Your task is to repeat the lines below exactly, excluding any pictures they contain.

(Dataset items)
§ §

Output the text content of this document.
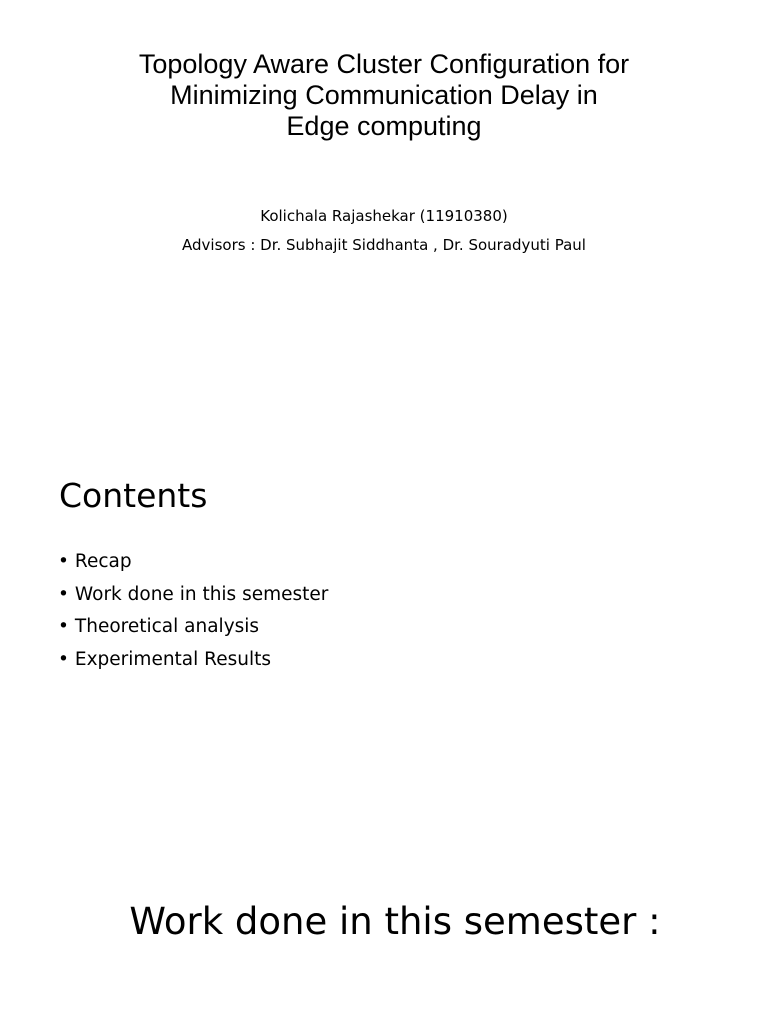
Topology Aware Cluster Configuration for
Minimizing Communication Delay in
Edge computing

Kolichala Rajashekar (11910380)

Advisors : Dr. Subhajit Siddhanta , Dr. Souradyuti Paul

Contents
• Recap
• Work done in this semester
• Theoretical analysis
• Experimental Results
Work done in this semester :
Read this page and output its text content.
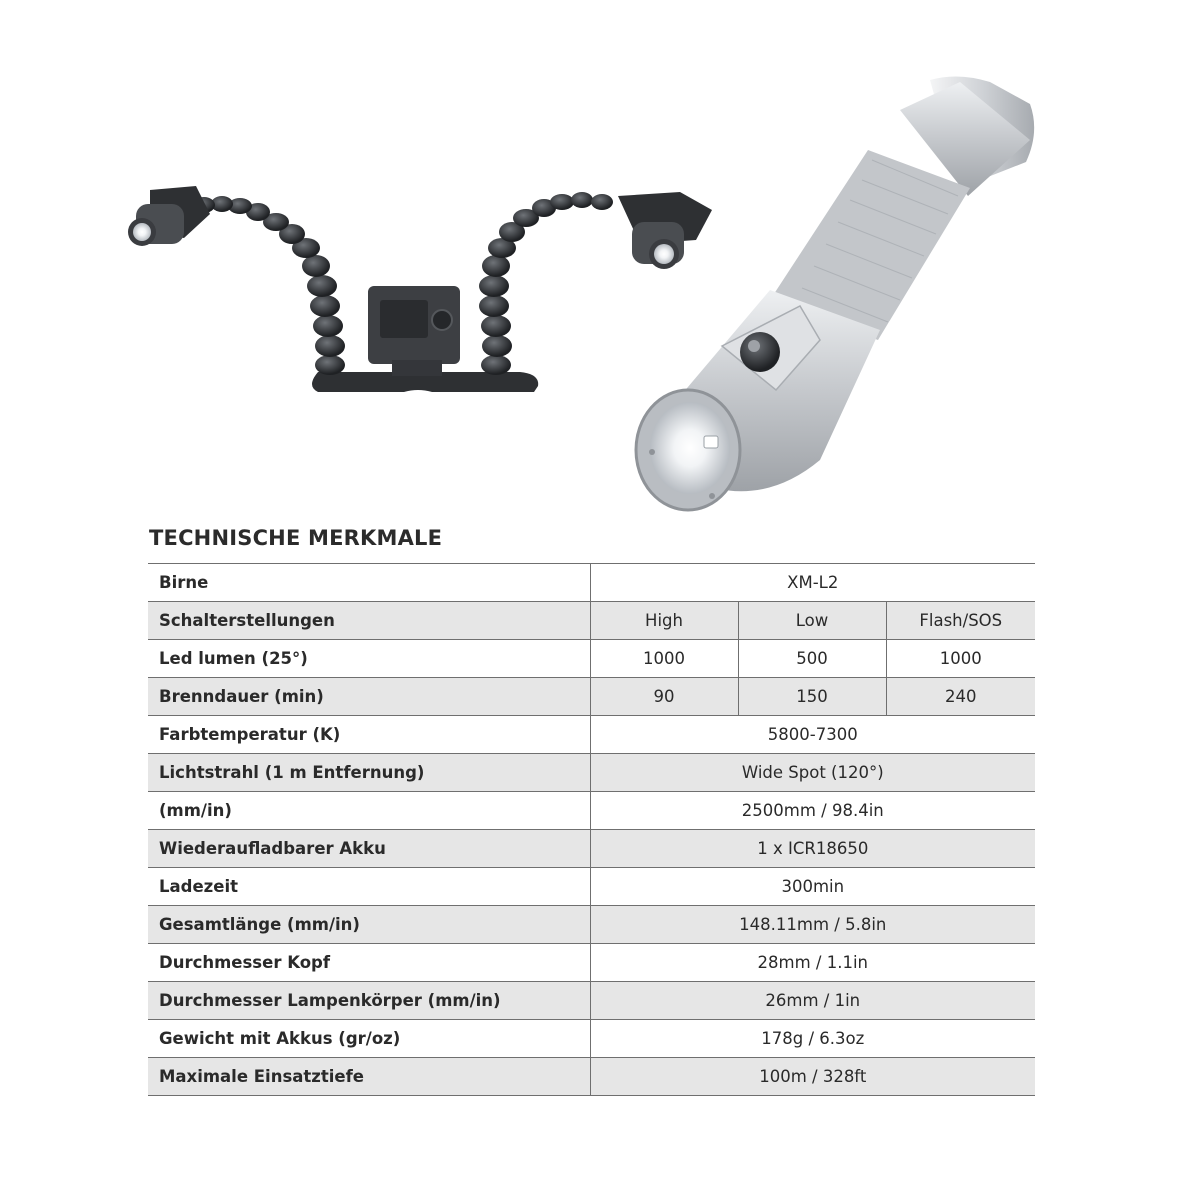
TECHNISCHE MERKMALE
Birne	XM-L2		
Schalterstellungen	High	Low	Flash/SOS
Led lumen (25°)	1000	500	1000
Brenndauer (min)	90	150	240
Farbtemperatur (K)	5800-7300		
Lichtstrahl (1 m Entfernung)	Wide Spot (120°)		
(mm/in)	2500mm / 98.4in		
Wiederaufladbarer Akku	1 x ICR18650		
Ladezeit	300min		
Gesamtlänge (mm/in)	148.11mm / 5.8in		
Durchmesser Kopf	28mm / 1.1in		
Durchmesser Lampenkörper (mm/in)	26mm / 1in		
Gewicht mit Akkus (gr/oz)	178g / 6.3oz		
Maximale Einsatztiefe	100m / 328ft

§ §

▶ [SOLUTION FOR THIS PROBLEM]
Output the text content of this document.
Topology Aware Cluster Configuration for
Minimizing Communication Delay in
Edge computing

Kolichala Rajashekar (11910380)

Advisors : Dr. Subhajit Siddhanta , Dr. Souradyuti Paul

Contents
• Recap
• Work done in this semester
• Theoretical analysis
• Experimental Results
Work done in this semester :
Read this page and output its text content.
TECHNISCHE MERKMALE
Birne	XM-L2		
Schalterstellungen	High	Low	Flash/SOS
Led lumen (25°)	1000	500	1000
Brenndauer (min)	90	150	240
Farbtemperatur (K)	5800-7300		
Lichtstrahl (1 m Entfernung)	Wide Spot (120°)		
(mm/in)	2500mm / 98.4in		
Wiederaufladbarer Akku	1 x ICR18650		
Ladezeit	300min		
Gesamtlänge (mm/in)	148.11mm / 5.8in		
Durchmesser Kopf	28mm / 1.1in		
Durchmesser Lampenkörper (mm/in)	26mm / 1in		
Gewicht mit Akkus (gr/oz)	178g / 6.3oz		
Maximale Einsatztiefe	100m / 328ft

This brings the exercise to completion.